• _Available records_

== == ==

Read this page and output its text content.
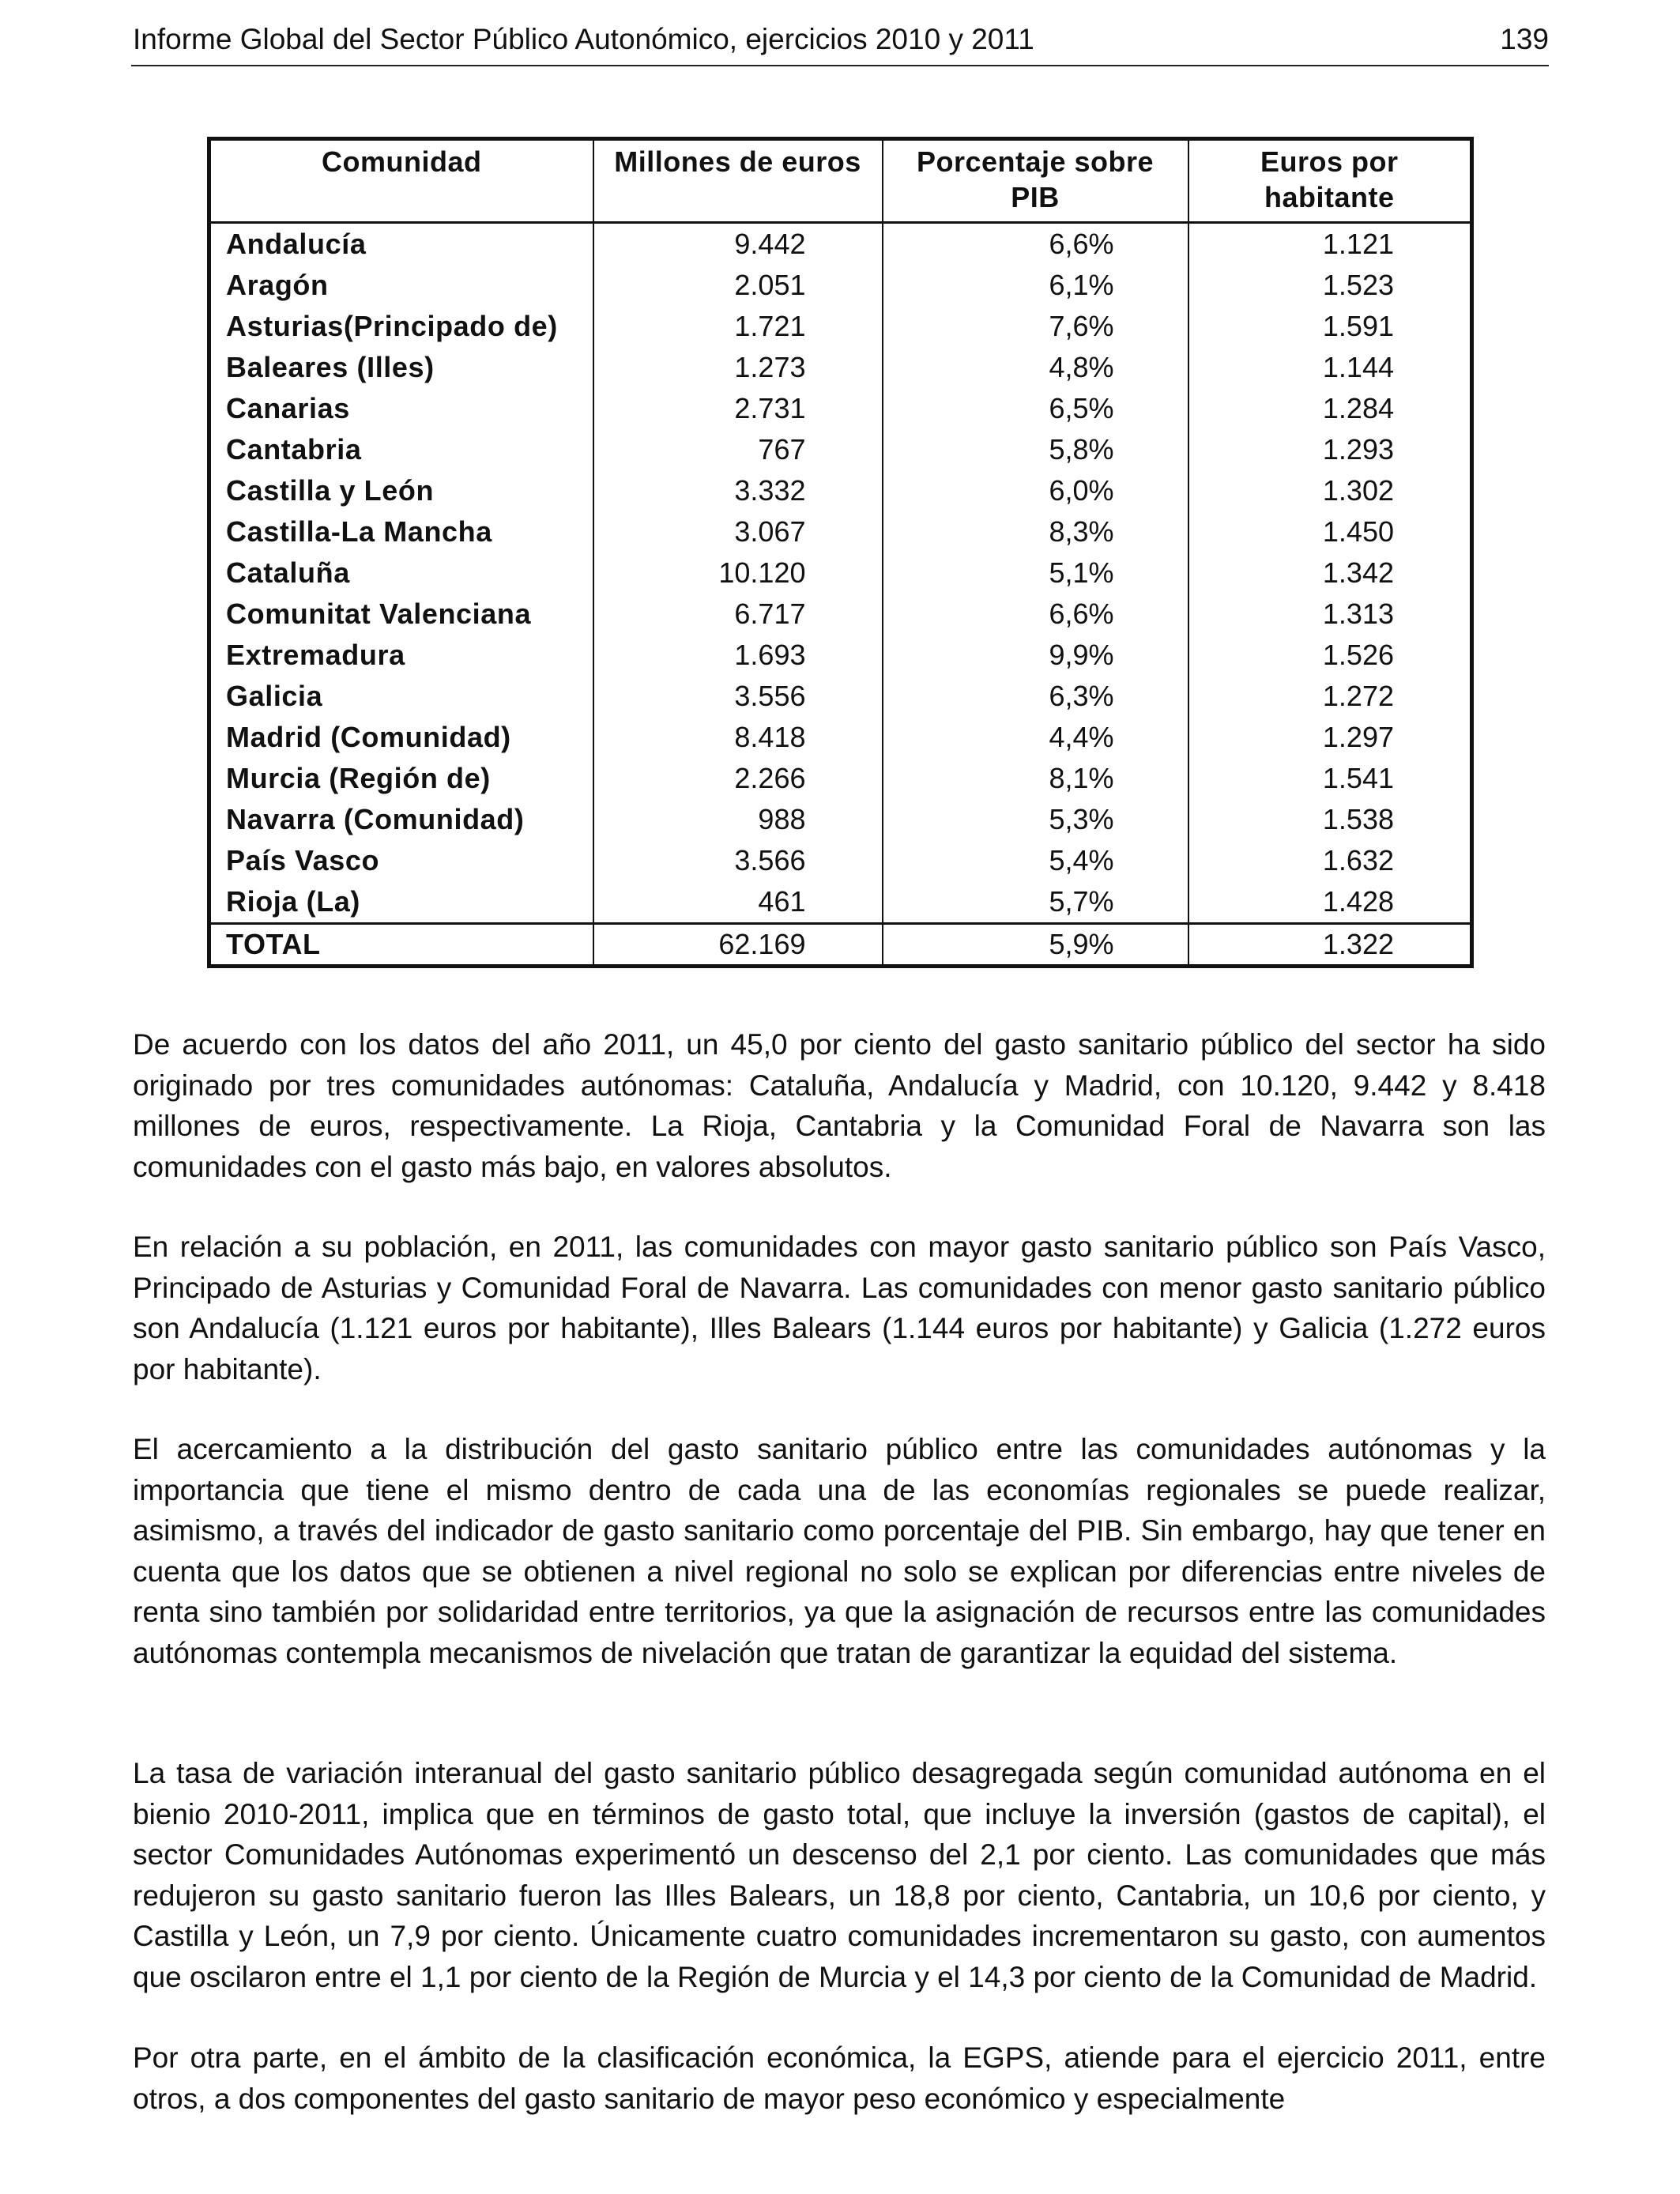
Informe Global del Sector Público Autonómico, ejercicios 2010 y 2011	139
Comunidad	Millones de euros	Porcentaje sobre PIB	Euros por habitante
Andalucía	9.442	6,6%	1.121
Aragón	2.051	6,1%	1.523
Asturias(Principado de)	1.721	7,6%	1.591
Baleares (Illes)	1.273	4,8%	1.144
Canarias	2.731	6,5%	1.284
Cantabria	767	5,8%	1.293
Castilla y León	3.332	6,0%	1.302
Castilla-La Mancha	3.067	8,3%	1.450
Cataluña	10.120	5,1%	1.342
Comunitat Valenciana	6.717	6,6%	1.313
Extremadura	1.693	9,9%	1.526
Galicia	3.556	6,3%	1.272
Madrid (Comunidad)	8.418	4,4%	1.297
Murcia (Región de)	2.266	8,1%	1.541
Navarra (Comunidad)	988	5,3%	1.538
País Vasco	3.566	5,4%	1.632
Rioja (La)	461	5,7%	1.428
TOTAL	62.169	5,9%	1.322

De acuerdo con los datos del año 2011, un 45,0 por ciento del gasto sanitario público del sector ha sido originado por tres comunidades autónomas: Cataluña, Andalucía y Madrid, con 10.120, 9.442 y 8.418 millones de euros, respectivamente. La Rioja, Cantabria y la Comunidad Foral de Navarra son las comunidades con el gasto más bajo, en valores absolutos.

En relación a su población, en 2011, las comunidades con mayor gasto sanitario público son País Vasco, Principado de Asturias y Comunidad Foral de Navarra. Las comunidades con menor gasto sanitario público son Andalucía (1.121 euros por habitante), Illes Balears (1.144 euros por habitante) y Galicia (1.272 euros por habitante).

El acercamiento a la distribución del gasto sanitario público entre las comunidades autónomas y la importancia que tiene el mismo dentro de cada una de las economías regionales se puede realizar, asimismo, a través del indicador de gasto sanitario como porcentaje del PIB. Sin embargo, hay que tener en cuenta que los datos que se obtienen a nivel regional no solo se explican por diferencias entre niveles de renta sino también por solidaridad entre territorios, ya que la asignación de recursos entre las comunidades autónomas contempla mecanismos de nivelación que tratan de garantizar la equidad del sistema.

La tasa de variación interanual del gasto sanitario público desagregada según comunidad autónoma en el bienio 2010-2011, implica que en términos de gasto total, que incluye la inversión (gastos de capital), el sector Comunidades Autónomas experimentó un descenso del 2,1 por ciento. Las comunidades que más redujeron su gasto sanitario fueron las Illes Balears, un 18,8 por ciento, Cantabria, un 10,6 por ciento, y Castilla y León, un 7,9 por ciento. Únicamente cuatro comunidades incrementaron su gasto, con aumentos que oscilaron entre el 1,1 por ciento de la Región de Murcia y el 14,3 por ciento de la Comunidad de Madrid.

Por otra parte, en el ámbito de la clasificación económica, la EGPS, atiende para el ejercicio 2011, entre otros, a dos componentes del gasto sanitario de mayor peso económico y especialmente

== == ==

• _Work to do_
Without the pictures, write out all of the material exactly.

• _Answer to this task_
Read this page and output its text content.
Informe Global del Sector Público Autonómico, ejercicios 2010 y 2011	139
Comunidad	Millones de euros	Porcentaje sobre PIB	Euros por habitante
Andalucía	9.442	6,6%	1.121
Aragón	2.051	6,1%	1.523
Asturias(Principado de)	1.721	7,6%	1.591
Baleares (Illes)	1.273	4,8%	1.144
Canarias	2.731	6,5%	1.284
Cantabria	767	5,8%	1.293
Castilla y León	3.332	6,0%	1.302
Castilla-La Mancha	3.067	8,3%	1.450
Cataluña	10.120	5,1%	1.342
Comunitat Valenciana	6.717	6,6%	1.313
Extremadura	1.693	9,9%	1.526
Galicia	3.556	6,3%	1.272
Madrid (Comunidad)	8.418	4,4%	1.297
Murcia (Región de)	2.266	8,1%	1.541
Navarra (Comunidad)	988	5,3%	1.538
País Vasco	3.566	5,4%	1.632
Rioja (La)	461	5,7%	1.428
TOTAL	62.169	5,9%	1.322

De acuerdo con los datos del año 2011, un 45,0 por ciento del gasto sanitario público del sector ha sido originado por tres comunidades autónomas: Cataluña, Andalucía y Madrid, con 10.120, 9.442 y 8.418 millones de euros, respectivamente. La Rioja, Cantabria y la Comunidad Foral de Navarra son las comunidades con el gasto más bajo, en valores absolutos.

En relación a su población, en 2011, las comunidades con mayor gasto sanitario público son País Vasco, Principado de Asturias y Comunidad Foral de Navarra. Las comunidades con menor gasto sanitario público son Andalucía (1.121 euros por habitante), Illes Balears (1.144 euros por habitante) y Galicia (1.272 euros por habitante).

El acercamiento a la distribución del gasto sanitario público entre las comunidades autónomas y la importancia que tiene el mismo dentro de cada una de las economías regionales se puede realizar, asimismo, a través del indicador de gasto sanitario como porcentaje del PIB. Sin embargo, hay que tener en cuenta que los datos que se obtienen a nivel regional no solo se explican por diferencias entre niveles de renta sino también por solidaridad entre territorios, ya que la asignación de recursos entre las comunidades autónomas contempla mecanismos de nivelación que tratan de garantizar la equidad del sistema.

La tasa de variación interanual del gasto sanitario público desagregada según comunidad autónoma en el bienio 2010-2011, implica que en términos de gasto total, que incluye la inversión (gastos de capital), el sector Comunidades Autónomas experimentó un descenso del 2,1 por ciento. Las comunidades que más redujeron su gasto sanitario fueron las Illes Balears, un 18,8 por ciento, Cantabria, un 10,6 por ciento, y Castilla y León, un 7,9 por ciento. Únicamente cuatro comunidades incrementaron su gasto, con aumentos que oscilaron entre el 1,1 por ciento de la Región de Murcia y el 14,3 por ciento de la Comunidad de Madrid.

Por otra parte, en el ámbito de la clasificación económica, la EGPS, atiende para el ejercicio 2011, entre otros, a dos componentes del gasto sanitario de mayor peso económico y especialmente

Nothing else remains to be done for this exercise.